#### Listed records ####

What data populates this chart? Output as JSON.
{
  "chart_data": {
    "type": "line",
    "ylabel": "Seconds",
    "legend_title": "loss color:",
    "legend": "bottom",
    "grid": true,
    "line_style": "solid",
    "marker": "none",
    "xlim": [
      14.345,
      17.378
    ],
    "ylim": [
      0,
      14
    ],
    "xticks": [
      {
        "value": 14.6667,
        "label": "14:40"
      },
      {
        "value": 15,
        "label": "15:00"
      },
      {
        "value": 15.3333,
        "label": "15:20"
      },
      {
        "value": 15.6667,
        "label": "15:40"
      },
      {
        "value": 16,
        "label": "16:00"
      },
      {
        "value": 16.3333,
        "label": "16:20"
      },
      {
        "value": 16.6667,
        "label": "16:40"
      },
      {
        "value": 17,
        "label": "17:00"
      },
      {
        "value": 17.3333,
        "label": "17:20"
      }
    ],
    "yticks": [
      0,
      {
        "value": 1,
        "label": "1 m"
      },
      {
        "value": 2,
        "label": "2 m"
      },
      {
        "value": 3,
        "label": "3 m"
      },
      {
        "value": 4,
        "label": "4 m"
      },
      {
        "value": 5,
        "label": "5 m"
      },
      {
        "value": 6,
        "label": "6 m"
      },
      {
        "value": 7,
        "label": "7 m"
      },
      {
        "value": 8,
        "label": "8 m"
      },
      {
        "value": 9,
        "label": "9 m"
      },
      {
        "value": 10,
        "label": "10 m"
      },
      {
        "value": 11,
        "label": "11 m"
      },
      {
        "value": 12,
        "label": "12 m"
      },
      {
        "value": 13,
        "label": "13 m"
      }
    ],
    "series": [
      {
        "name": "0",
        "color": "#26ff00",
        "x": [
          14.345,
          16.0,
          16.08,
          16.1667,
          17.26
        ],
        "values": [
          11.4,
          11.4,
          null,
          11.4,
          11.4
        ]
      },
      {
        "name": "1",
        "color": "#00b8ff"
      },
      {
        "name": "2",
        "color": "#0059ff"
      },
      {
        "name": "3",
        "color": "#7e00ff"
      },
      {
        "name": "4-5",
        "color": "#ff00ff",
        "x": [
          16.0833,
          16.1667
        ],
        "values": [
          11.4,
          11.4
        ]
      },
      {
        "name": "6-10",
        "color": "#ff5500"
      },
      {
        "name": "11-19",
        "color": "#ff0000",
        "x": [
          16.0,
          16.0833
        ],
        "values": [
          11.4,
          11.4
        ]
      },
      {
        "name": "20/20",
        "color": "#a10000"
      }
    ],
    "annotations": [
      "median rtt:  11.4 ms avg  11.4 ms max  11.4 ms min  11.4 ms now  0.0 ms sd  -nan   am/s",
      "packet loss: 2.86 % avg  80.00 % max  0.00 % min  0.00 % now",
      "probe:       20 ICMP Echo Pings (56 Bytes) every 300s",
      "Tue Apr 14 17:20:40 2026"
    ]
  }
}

####
#### Listed records ####

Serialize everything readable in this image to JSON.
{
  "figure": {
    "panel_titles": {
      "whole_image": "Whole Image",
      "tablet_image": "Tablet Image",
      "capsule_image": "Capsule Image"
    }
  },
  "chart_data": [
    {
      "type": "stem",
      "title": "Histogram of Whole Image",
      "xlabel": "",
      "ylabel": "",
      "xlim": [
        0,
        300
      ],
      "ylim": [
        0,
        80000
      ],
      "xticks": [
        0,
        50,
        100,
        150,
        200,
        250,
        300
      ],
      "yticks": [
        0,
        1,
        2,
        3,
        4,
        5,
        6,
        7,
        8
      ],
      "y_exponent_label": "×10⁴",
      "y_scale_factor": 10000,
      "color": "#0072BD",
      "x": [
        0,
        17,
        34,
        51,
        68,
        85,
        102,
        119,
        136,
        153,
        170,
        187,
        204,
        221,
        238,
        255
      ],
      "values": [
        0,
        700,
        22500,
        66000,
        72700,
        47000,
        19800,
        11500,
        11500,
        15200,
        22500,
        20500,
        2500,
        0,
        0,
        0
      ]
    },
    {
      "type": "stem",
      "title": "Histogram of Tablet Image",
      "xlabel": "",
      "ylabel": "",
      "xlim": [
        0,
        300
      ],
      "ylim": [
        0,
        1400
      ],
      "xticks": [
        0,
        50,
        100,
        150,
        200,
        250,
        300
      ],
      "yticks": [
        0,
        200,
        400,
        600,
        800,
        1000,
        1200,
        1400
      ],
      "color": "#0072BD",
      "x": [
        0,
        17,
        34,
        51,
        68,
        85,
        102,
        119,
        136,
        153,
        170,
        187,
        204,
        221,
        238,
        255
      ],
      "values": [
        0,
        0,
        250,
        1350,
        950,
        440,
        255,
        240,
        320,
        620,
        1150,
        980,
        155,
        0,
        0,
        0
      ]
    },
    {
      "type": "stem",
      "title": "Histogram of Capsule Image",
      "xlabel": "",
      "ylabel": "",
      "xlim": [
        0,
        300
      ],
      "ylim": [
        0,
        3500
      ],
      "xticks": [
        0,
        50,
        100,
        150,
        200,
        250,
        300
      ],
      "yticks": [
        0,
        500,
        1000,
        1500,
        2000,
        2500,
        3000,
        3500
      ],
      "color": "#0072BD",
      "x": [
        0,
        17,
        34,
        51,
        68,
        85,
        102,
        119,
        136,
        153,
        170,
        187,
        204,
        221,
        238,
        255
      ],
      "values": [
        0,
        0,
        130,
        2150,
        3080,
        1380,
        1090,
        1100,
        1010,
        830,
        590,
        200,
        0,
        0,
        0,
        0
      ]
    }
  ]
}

####

Task brief: Look over the listing above. Pick out and copy every line that includes "Capsule".

Reply:
      "capsule_image": "Capsule Image"
      "title": "Histogram of Capsule Image",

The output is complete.